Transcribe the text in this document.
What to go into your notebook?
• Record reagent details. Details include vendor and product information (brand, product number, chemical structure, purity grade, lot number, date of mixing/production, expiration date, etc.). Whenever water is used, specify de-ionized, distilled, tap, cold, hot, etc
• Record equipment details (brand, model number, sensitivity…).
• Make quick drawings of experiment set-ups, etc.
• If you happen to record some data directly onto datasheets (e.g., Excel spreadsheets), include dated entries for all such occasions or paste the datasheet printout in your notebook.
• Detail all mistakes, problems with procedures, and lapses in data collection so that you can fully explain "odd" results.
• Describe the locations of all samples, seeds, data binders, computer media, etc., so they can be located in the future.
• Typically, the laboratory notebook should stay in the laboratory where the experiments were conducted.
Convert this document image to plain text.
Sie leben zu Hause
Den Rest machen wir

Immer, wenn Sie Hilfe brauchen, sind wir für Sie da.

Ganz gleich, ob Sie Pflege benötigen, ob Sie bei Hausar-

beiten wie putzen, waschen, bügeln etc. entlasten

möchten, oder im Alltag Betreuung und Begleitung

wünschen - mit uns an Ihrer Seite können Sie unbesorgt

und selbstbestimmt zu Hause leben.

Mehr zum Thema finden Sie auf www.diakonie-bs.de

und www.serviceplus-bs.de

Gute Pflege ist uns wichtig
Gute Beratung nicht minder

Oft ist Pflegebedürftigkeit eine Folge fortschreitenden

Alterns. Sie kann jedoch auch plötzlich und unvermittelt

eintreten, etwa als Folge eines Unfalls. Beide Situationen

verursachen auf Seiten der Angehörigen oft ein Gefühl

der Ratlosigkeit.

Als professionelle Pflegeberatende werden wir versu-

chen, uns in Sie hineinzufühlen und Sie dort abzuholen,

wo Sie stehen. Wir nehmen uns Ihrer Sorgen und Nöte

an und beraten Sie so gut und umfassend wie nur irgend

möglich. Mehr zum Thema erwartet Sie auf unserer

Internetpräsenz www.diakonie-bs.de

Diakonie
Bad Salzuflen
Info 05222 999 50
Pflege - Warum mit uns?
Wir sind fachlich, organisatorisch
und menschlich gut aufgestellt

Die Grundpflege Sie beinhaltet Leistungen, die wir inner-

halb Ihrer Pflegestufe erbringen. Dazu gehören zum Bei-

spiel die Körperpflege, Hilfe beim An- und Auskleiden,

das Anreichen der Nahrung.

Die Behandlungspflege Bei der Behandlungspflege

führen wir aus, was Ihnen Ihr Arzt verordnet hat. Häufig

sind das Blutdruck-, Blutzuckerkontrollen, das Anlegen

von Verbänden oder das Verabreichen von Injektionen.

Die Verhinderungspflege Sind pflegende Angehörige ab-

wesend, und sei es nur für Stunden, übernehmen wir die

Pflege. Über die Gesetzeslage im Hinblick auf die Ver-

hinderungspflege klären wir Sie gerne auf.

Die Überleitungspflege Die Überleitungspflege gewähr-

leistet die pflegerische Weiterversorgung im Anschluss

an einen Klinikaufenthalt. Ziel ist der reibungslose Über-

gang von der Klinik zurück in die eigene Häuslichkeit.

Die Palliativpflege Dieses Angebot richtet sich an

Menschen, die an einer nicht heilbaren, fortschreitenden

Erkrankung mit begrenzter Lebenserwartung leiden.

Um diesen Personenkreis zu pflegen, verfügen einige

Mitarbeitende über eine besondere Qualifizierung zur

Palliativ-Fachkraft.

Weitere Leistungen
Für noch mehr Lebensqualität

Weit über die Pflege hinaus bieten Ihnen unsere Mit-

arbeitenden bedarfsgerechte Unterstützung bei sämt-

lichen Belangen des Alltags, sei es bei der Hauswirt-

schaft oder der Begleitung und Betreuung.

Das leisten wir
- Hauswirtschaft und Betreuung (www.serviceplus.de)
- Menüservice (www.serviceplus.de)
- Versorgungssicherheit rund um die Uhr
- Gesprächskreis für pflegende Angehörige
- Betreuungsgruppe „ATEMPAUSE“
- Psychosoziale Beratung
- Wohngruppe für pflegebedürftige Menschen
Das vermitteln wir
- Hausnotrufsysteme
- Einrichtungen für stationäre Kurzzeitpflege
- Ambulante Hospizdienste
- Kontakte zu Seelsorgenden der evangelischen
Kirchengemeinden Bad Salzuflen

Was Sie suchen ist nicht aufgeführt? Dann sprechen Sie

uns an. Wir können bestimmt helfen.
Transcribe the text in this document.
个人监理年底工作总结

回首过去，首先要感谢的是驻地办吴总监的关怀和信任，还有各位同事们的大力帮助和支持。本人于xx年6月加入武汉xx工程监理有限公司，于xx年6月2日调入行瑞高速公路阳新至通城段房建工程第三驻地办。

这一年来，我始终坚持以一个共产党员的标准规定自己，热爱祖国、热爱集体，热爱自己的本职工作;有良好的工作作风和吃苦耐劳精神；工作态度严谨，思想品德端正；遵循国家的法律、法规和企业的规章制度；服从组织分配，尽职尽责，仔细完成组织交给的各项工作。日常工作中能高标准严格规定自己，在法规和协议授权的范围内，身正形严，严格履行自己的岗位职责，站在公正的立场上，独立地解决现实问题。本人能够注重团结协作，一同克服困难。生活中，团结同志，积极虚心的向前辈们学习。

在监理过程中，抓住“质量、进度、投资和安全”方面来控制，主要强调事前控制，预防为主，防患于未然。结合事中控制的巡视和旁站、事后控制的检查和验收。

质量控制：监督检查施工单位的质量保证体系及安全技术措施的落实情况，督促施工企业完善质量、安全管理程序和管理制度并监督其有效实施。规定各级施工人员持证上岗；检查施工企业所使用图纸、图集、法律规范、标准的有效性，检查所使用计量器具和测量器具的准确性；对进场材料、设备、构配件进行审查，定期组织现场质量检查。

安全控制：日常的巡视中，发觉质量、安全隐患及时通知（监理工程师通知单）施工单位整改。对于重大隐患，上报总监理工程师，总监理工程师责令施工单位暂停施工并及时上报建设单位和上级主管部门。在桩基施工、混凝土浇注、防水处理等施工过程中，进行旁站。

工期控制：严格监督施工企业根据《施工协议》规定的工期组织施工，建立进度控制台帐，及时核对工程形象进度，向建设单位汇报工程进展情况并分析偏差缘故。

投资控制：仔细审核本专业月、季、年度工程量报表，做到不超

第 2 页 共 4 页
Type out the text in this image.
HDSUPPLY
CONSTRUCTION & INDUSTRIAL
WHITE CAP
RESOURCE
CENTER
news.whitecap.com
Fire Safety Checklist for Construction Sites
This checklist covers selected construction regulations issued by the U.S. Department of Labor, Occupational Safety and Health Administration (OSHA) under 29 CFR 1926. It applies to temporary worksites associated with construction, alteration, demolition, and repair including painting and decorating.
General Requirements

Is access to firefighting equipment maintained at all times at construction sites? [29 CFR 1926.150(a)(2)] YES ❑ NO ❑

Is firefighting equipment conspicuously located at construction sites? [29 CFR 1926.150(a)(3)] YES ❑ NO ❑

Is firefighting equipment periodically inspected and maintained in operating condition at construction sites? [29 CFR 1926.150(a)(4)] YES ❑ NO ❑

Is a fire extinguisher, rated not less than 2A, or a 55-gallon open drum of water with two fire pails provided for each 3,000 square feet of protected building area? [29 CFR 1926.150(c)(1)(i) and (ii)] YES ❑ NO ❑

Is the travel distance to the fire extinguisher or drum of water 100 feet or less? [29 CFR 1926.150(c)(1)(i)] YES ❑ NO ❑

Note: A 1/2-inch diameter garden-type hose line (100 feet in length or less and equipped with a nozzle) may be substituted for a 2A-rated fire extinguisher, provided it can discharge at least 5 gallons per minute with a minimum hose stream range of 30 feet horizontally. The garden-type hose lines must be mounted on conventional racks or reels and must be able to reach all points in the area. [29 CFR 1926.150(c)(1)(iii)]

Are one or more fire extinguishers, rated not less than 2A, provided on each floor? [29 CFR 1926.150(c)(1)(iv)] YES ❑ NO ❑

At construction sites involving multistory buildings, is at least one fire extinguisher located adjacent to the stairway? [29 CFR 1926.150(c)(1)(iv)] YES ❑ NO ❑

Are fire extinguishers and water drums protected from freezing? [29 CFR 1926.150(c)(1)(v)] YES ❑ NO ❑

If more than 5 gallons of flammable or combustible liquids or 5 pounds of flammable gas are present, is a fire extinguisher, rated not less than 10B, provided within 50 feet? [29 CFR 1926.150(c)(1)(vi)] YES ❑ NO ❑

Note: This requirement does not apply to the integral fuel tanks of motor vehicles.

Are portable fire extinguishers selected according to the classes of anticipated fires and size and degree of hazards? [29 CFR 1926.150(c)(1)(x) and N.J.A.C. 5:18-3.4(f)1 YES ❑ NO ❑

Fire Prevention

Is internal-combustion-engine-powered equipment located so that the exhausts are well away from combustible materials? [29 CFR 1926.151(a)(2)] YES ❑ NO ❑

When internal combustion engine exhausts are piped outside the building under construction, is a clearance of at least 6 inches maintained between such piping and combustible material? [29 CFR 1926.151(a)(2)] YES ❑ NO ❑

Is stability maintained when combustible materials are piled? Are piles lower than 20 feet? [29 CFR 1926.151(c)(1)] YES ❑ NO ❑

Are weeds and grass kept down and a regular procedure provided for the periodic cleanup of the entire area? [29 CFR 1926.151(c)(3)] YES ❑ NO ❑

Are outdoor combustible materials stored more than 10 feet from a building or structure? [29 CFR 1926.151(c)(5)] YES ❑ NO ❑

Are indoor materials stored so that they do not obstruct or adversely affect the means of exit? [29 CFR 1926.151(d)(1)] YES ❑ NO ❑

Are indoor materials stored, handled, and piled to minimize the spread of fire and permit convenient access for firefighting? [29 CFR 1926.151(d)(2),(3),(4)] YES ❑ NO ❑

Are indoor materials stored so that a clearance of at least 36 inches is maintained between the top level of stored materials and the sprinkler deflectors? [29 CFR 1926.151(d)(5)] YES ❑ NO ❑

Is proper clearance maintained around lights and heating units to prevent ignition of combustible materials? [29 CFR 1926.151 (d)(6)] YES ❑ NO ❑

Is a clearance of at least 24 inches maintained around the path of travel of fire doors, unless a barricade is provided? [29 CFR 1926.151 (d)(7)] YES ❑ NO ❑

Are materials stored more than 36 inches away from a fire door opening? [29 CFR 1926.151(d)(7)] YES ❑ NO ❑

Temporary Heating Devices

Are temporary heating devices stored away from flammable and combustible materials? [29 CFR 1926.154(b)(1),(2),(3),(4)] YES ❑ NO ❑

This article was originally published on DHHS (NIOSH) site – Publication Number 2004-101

**Your goal**.
Copy every line of the listing containing the string "pflegende".

**Solution below**.
Die Verhinderungspflege Sind pflegende Angehörige ab-
- Gesprächskreis für pflegende Angehörige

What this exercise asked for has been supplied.